(GIVEN REQUEST):
Extract all lines in the data that contain the word "Static".

[Collected data]
***

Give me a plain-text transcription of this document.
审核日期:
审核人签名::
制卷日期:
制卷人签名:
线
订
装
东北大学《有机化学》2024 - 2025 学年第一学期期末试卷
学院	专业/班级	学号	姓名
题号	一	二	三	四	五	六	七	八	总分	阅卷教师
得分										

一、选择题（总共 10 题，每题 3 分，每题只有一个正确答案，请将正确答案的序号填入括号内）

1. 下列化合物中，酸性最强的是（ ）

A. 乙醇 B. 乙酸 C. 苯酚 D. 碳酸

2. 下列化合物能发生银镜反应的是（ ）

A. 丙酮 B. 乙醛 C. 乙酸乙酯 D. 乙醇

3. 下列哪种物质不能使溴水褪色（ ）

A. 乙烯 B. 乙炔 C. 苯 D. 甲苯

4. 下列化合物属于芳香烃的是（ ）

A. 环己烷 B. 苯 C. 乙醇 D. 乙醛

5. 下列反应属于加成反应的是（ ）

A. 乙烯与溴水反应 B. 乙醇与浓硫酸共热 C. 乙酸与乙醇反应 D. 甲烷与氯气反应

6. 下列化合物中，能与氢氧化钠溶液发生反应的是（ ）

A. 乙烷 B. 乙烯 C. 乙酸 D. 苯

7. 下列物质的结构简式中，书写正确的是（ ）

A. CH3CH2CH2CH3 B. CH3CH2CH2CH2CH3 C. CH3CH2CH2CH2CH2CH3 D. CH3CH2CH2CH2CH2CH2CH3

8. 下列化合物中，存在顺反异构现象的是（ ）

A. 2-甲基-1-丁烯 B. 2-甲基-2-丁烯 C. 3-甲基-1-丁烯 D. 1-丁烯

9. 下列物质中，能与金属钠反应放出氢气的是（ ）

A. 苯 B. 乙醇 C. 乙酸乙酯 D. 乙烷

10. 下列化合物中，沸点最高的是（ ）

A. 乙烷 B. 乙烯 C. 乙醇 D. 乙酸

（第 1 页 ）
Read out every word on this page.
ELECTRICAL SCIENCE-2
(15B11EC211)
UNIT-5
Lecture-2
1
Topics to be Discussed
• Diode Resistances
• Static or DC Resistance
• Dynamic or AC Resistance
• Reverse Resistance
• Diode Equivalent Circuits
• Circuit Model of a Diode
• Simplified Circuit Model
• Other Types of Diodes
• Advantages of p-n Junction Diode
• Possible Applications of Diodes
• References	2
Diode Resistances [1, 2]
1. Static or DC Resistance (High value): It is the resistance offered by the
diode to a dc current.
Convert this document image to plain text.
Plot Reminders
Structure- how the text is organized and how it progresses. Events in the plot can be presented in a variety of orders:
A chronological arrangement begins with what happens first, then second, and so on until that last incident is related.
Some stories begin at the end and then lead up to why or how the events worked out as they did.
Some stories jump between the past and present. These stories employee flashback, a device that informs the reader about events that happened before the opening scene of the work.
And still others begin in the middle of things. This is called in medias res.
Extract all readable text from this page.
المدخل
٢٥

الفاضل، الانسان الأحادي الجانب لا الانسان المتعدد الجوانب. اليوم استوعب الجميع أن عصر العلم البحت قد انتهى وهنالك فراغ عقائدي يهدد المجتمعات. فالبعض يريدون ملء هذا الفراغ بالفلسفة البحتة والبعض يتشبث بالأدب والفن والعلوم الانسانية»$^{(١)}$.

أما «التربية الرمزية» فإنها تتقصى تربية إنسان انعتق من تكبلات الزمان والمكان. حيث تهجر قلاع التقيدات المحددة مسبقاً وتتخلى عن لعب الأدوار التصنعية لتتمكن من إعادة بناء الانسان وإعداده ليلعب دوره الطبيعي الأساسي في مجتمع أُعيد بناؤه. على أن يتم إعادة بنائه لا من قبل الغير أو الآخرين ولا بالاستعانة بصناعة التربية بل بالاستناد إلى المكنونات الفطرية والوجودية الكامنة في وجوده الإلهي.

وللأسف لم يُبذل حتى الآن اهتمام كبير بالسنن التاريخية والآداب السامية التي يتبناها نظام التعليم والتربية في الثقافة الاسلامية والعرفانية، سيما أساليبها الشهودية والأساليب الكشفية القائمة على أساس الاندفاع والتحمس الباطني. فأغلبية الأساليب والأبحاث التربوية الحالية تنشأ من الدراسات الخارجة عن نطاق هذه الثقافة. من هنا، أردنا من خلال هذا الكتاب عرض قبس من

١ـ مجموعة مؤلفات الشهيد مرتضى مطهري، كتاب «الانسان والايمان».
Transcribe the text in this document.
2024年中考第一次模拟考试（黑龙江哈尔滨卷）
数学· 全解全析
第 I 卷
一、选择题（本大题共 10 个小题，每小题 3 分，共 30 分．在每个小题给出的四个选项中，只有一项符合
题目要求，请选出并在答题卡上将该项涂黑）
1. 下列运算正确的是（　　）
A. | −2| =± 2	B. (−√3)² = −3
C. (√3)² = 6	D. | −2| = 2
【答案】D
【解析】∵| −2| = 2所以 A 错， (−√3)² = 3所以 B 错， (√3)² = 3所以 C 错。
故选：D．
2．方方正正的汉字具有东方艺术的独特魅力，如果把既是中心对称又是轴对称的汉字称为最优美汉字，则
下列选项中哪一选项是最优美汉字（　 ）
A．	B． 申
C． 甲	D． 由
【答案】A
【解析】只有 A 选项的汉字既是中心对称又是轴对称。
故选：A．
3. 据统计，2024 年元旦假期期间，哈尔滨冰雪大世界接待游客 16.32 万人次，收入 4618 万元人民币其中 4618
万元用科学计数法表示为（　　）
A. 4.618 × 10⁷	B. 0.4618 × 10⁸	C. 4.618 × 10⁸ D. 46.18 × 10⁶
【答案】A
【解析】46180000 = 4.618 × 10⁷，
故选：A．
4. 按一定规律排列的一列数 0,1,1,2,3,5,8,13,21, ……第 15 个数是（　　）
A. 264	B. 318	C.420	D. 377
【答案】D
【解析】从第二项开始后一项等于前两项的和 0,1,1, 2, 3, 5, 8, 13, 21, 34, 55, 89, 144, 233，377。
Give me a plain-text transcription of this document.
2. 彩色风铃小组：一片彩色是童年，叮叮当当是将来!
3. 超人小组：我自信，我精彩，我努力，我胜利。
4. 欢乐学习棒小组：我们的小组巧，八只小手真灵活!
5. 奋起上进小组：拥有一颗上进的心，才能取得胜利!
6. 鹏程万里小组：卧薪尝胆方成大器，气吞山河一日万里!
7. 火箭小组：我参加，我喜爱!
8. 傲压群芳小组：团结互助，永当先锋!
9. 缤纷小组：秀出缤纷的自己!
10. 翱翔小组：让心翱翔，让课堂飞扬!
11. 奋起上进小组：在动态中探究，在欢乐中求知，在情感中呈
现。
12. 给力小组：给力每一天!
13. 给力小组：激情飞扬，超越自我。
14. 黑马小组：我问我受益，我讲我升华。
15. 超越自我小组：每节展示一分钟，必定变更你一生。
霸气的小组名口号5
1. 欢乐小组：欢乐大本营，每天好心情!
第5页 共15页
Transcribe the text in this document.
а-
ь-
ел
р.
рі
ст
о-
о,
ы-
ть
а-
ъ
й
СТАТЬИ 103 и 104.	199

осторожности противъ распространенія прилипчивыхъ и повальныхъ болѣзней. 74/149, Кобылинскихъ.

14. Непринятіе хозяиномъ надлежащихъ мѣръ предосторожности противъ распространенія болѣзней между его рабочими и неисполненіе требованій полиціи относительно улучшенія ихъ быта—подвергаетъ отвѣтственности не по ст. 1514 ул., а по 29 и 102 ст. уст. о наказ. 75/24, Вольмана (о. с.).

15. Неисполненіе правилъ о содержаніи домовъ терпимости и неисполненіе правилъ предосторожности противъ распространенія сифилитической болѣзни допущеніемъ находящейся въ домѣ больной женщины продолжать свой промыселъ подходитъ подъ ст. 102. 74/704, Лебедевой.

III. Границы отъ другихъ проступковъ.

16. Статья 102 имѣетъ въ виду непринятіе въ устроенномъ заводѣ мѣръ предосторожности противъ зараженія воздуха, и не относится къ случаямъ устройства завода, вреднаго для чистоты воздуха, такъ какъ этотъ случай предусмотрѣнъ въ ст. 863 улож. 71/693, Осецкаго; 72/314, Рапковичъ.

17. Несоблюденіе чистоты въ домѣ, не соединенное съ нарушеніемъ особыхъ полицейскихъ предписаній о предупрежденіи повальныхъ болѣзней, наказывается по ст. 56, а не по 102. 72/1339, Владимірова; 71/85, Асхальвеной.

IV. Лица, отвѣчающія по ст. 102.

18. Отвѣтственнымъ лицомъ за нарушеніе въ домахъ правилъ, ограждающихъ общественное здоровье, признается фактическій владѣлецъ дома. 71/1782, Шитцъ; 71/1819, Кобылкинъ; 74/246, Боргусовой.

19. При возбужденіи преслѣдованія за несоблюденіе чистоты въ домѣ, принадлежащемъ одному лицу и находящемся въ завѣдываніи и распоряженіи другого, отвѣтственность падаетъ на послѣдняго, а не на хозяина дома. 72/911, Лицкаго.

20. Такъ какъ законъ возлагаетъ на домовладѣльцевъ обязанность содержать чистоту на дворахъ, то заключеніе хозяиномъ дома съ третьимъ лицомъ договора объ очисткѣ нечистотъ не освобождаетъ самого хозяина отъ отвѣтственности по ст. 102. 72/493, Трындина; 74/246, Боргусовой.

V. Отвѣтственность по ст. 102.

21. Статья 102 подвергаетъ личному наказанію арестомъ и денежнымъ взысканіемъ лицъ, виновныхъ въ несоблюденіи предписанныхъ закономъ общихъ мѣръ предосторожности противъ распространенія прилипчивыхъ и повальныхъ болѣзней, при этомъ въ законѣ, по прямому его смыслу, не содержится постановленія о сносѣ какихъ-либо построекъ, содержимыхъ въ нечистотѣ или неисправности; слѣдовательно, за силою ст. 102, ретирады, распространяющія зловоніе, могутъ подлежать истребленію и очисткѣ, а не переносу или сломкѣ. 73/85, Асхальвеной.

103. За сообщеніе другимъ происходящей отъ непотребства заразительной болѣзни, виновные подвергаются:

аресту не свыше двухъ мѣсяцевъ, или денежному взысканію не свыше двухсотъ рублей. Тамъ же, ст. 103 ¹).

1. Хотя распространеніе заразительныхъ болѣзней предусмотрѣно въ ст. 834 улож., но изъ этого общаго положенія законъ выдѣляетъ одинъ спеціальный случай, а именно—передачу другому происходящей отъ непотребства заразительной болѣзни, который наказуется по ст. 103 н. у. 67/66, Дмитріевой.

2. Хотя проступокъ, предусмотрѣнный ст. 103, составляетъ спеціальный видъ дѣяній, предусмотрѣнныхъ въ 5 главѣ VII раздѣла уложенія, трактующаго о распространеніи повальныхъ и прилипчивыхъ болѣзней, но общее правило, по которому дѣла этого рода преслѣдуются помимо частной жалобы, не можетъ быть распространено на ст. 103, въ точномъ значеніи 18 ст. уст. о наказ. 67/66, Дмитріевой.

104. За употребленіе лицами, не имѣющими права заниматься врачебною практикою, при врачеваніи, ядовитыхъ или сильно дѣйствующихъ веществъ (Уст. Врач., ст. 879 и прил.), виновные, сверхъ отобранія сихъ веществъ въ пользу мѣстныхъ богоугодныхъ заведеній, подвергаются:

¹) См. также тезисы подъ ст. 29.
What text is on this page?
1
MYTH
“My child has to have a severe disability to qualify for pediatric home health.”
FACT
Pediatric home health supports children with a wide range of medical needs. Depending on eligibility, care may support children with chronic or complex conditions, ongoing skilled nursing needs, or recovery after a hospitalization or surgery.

***

(COMPLETED TASK):
• Static or DC Resistance
1. Static or DC Resistance (High value): It is the resistance offered by the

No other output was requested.